§ **TASK DESCRIPTION**:
Set down all of the entries word for word, omitting the images they contain.

(Data entries)
■ ■ ■ ■ ■ ■ ■
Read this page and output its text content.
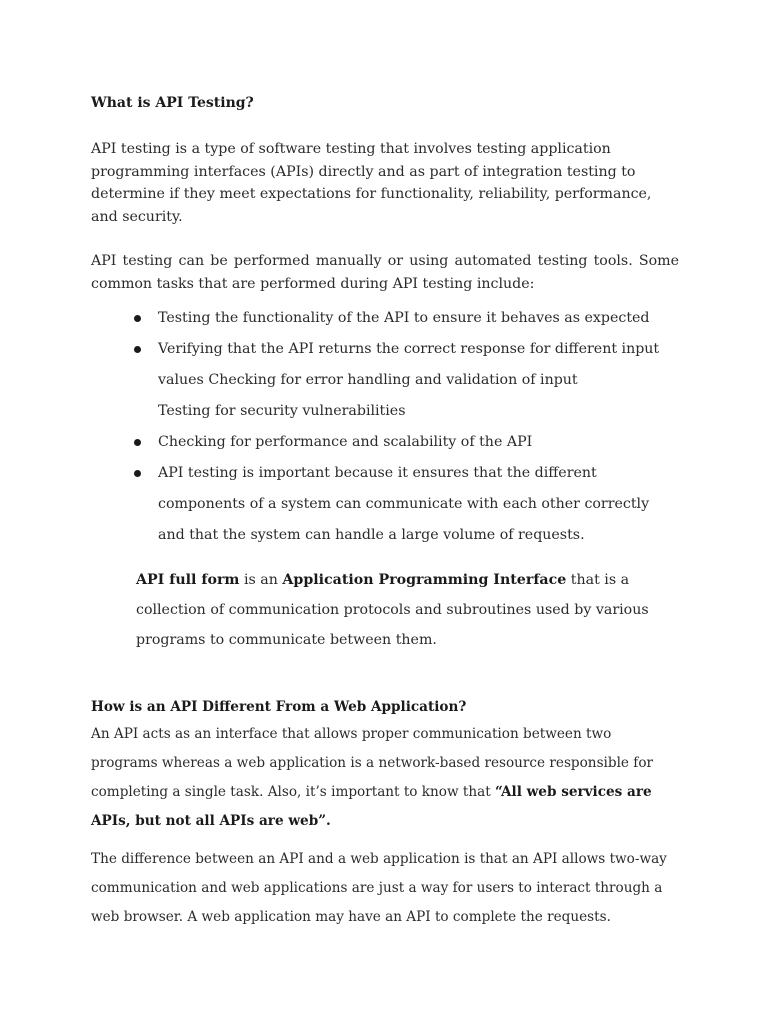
What is API Testing?

API testing is a type of software testing that involves testing application programming interfaces (APIs) directly and as part of integration testing to determine if they meet expectations for functionality, reliability, performance, and security.

API testing can be performed manually or using automated testing tools. Some common tasks that are performed during API testing include:

Testing the functionality of the API to ensure it behaves as expected
Verifying that the API returns the correct response for different input values Checking for error handling and validation of input
Testing for security vulnerabilities
Checking for performance and scalability of the API
API testing is important because it ensures that the different components of a system can communicate with each other correctly and that the system can handle a large volume of requests.

API full form is an Application Programming Interface that is a collection of communication protocols and subroutines used by various programs to communicate between them.

How is an API Different From a Web Application?

An API acts as an interface that allows proper communication between two programs whereas a web application is a network-based resource responsible for completing a single task. Also, it’s important to know that “All web services are APIs, but not all APIs are web”.

The difference between an API and a web application is that an API allows two-way communication and web applications are just a way for users to interact through a web browser. A web application may have an API to complete the requests.
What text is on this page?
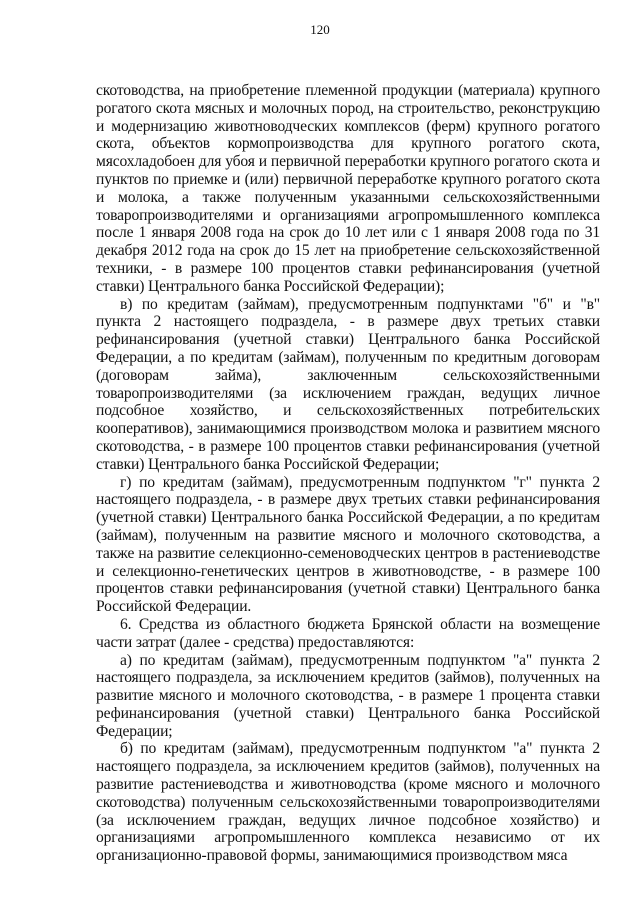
120

скотоводства, на приобретение племенной продукции (материала) крупного рогатого скота мясных и молочных пород, на строительство, реконструкцию и модернизацию животноводческих комплексов (ферм) крупного рогатого скота, объектов кормопроизводства для крупного рогатого скота, мясохладобоен для убоя и первичной переработки крупного рогатого скота и пунктов по приемке и (или) первичной переработке крупного рогатого скота и молока, а также полученным указанными сельскохозяйственными товаропроизводителями и организациями агропромышленного комплекса после 1 января 2008 года на срок до 10 лет или с 1 января 2008 года по 31 декабря 2012 года на срок до 15 лет на приобретение сельскохозяйственной техники, - в размере 100 процентов ставки рефинансирования (учетной ставки) Центрального банка Российской Федерации);

в) по кредитам (займам), предусмотренным подпунктами "б" и "в" пункта 2 настоящего подраздела, - в размере двух третьих ставки рефинансирования (учетной ставки) Центрального банка Российской Федерации, а по кредитам (займам), полученным по кредитным договорам (договорам займа), заключенным сельскохозяйственными товаропроизводителями (за исключением граждан, ведущих личное подсобное хозяйство, и сельскохозяйственных потребительских кооперативов), занимающимися производством молока и развитием мясного скотоводства, - в размере 100 процентов ставки рефинансирования (учетной ставки) Центрального банка Российской Федерации;

г) по кредитам (займам), предусмотренным подпунктом "г" пункта 2 настоящего подраздела, - в размере двух третьих ставки рефинансирования (учетной ставки) Центрального банка Российской Федерации, а по кредитам (займам), полученным на развитие мясного и молочного скотоводства, а также на развитие селекционно-семеноводческих центров в растениеводстве и селекционно-генетических центров в животноводстве, - в размере 100 процентов ставки рефинансирования (учетной ставки) Центрального банка Российской Федерации.

6. Средства из областного бюджета Брянской области на возмещение части затрат (далее - средства) предоставляются:

а) по кредитам (займам), предусмотренным подпунктом "а" пункта 2 настоящего подраздела, за исключением кредитов (займов), полученных на развитие мясного и молочного скотоводства, - в размере 1 процента ставки рефинансирования (учетной ставки) Центрального банка Российской Федерации;

б) по кредитам (займам), предусмотренным подпунктом "а" пункта 2 настоящего подраздела, за исключением кредитов (займов), полученных на развитие растениеводства и животноводства (кроме мясного и молочного скотоводства) полученным сельскохозяйственными товаропроизводителями (за исключением граждан, ведущих личное подсобное хозяйство) и организациями агропромышленного комплекса независимо от их организационно-правовой формы, занимающимися производством мяса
■ ■ ■ ■ ■ ■ ■
§ **FINISHED TASK**:
Read this page and output its text content.
What is API Testing?

API testing is a type of software testing that involves testing application programming interfaces (APIs) directly and as part of integration testing to determine if they meet expectations for functionality, reliability, performance, and security.

API testing can be performed manually or using automated testing tools. Some common tasks that are performed during API testing include:

Testing the functionality of the API to ensure it behaves as expected
Verifying that the API returns the correct response for different input values Checking for error handling and validation of input
Testing for security vulnerabilities
Checking for performance and scalability of the API
API testing is important because it ensures that the different components of a system can communicate with each other correctly and that the system can handle a large volume of requests.

API full form is an Application Programming Interface that is a collection of communication protocols and subroutines used by various programs to communicate between them.

How is an API Different From a Web Application?

An API acts as an interface that allows proper communication between two programs whereas a web application is a network-based resource responsible for completing a single task. Also, it’s important to know that “All web services are APIs, but not all APIs are web”.

The difference between an API and a web application is that an API allows two-way communication and web applications are just a way for users to interact through a web browser. A web application may have an API to complete the requests.
What text is on this page?
120

скотоводства, на приобретение племенной продукции (материала) крупного рогатого скота мясных и молочных пород, на строительство, реконструкцию и модернизацию животноводческих комплексов (ферм) крупного рогатого скота, объектов кормопроизводства для крупного рогатого скота, мясохладобоен для убоя и первичной переработки крупного рогатого скота и пунктов по приемке и (или) первичной переработке крупного рогатого скота и молока, а также полученным указанными сельскохозяйственными товаропроизводителями и организациями агропромышленного комплекса после 1 января 2008 года на срок до 10 лет или с 1 января 2008 года по 31 декабря 2012 года на срок до 15 лет на приобретение сельскохозяйственной техники, - в размере 100 процентов ставки рефинансирования (учетной ставки) Центрального банка Российской Федерации);

в) по кредитам (займам), предусмотренным подпунктами "б" и "в" пункта 2 настоящего подраздела, - в размере двух третьих ставки рефинансирования (учетной ставки) Центрального банка Российской Федерации, а по кредитам (займам), полученным по кредитным договорам (договорам займа), заключенным сельскохозяйственными товаропроизводителями (за исключением граждан, ведущих личное подсобное хозяйство, и сельскохозяйственных потребительских кооперативов), занимающимися производством молока и развитием мясного скотоводства, - в размере 100 процентов ставки рефинансирования (учетной ставки) Центрального банка Российской Федерации;

г) по кредитам (займам), предусмотренным подпунктом "г" пункта 2 настоящего подраздела, - в размере двух третьих ставки рефинансирования (учетной ставки) Центрального банка Российской Федерации, а по кредитам (займам), полученным на развитие мясного и молочного скотоводства, а также на развитие селекционно-семеноводческих центров в растениеводстве и селекционно-генетических центров в животноводстве, - в размере 100 процентов ставки рефинансирования (учетной ставки) Центрального банка Российской Федерации.

6. Средства из областного бюджета Брянской области на возмещение части затрат (далее - средства) предоставляются:

а) по кредитам (займам), предусмотренным подпунктом "а" пункта 2 настоящего подраздела, за исключением кредитов (займов), полученных на развитие мясного и молочного скотоводства, - в размере 1 процента ставки рефинансирования (учетной ставки) Центрального банка Российской Федерации;

б) по кредитам (займам), предусмотренным подпунктом "а" пункта 2 настоящего подраздела, за исключением кредитов (займов), полученных на развитие растениеводства и животноводства (кроме мясного и молочного скотоводства) полученным сельскохозяйственными товаропроизводителями (за исключением граждан, ведущих личное подсобное хозяйство) и организациями агропромышленного комплекса независимо от их организационно-правовой формы, занимающимися производством мяса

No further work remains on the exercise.